▸ **Exercise requirements**: Write the material out again exactly.

▸ **Data supplied**:
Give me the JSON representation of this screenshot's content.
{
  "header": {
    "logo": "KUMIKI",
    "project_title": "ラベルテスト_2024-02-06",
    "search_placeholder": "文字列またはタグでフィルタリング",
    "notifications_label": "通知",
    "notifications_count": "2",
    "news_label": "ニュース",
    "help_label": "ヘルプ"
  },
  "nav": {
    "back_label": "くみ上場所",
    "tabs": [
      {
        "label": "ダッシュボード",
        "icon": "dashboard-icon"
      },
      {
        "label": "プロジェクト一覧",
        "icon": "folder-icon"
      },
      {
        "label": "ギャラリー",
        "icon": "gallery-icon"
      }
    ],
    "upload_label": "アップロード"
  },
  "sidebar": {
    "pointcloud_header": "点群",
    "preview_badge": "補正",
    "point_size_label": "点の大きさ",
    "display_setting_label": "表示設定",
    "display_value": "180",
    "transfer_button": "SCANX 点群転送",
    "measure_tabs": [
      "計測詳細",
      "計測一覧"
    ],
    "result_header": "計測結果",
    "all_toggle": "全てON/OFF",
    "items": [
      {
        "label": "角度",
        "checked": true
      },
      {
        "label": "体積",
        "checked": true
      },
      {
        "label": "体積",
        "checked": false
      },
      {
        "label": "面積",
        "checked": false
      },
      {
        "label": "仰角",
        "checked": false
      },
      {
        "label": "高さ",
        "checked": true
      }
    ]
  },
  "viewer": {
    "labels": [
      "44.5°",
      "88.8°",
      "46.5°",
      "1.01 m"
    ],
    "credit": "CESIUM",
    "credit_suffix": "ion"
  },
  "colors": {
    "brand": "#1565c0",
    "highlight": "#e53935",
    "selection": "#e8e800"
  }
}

▸ **The solution**:
Give me the JSON representation of this screenshot's content.
{
  "header": {
    "logo": "KUMIKI",
    "project_title": "ラベルテスト_2024-02-06",
    "search_placeholder": "文字列またはタグでフィルタリング",
    "notifications_label": "通知",
    "notifications_count": "2",
    "news_label": "ニュース",
    "help_label": "ヘルプ"
  },
  "nav": {
    "back_label": "くみ上場所",
    "tabs": [
      {
        "label": "ダッシュボード",
        "icon": "dashboard-icon"
      },
      {
        "label": "プロジェクト一覧",
        "icon": "folder-icon"
      },
      {
        "label": "ギャラリー",
        "icon": "gallery-icon"
      }
    ],
    "upload_label": "アップロード"
  },
  "sidebar": {
    "pointcloud_header": "点群",
    "preview_badge": "補正",
    "point_size_label": "点の大きさ",
    "display_setting_label": "表示設定",
    "display_value": "180",
    "transfer_button": "SCANX 点群転送",
    "measure_tabs": [
      "計測詳細",
      "計測一覧"
    ],
    "result_header": "計測結果",
    "all_toggle": "全てON/OFF",
    "items": [
      {
        "label": "角度",
        "checked": true
      },
      {
        "label": "体積",
        "checked": true
      },
      {
        "label": "体積",
        "checked": false
      },
      {
        "label": "面積",
        "checked": false
      },
      {
        "label": "仰角",
        "checked": false
      },
      {
        "label": "高さ",
        "checked": true
      }
    ]
  },
  "viewer": {
    "labels": [
      "44.5°",
      "88.8°",
      "46.5°",
      "1.01 m"
    ],
    "credit": "CESIUM",
    "credit_suffix": "ion"
  },
  "colors": {
    "brand": "#1565c0",
    "highlight": "#e53935",
    "selection": "#e8e800"
  }
}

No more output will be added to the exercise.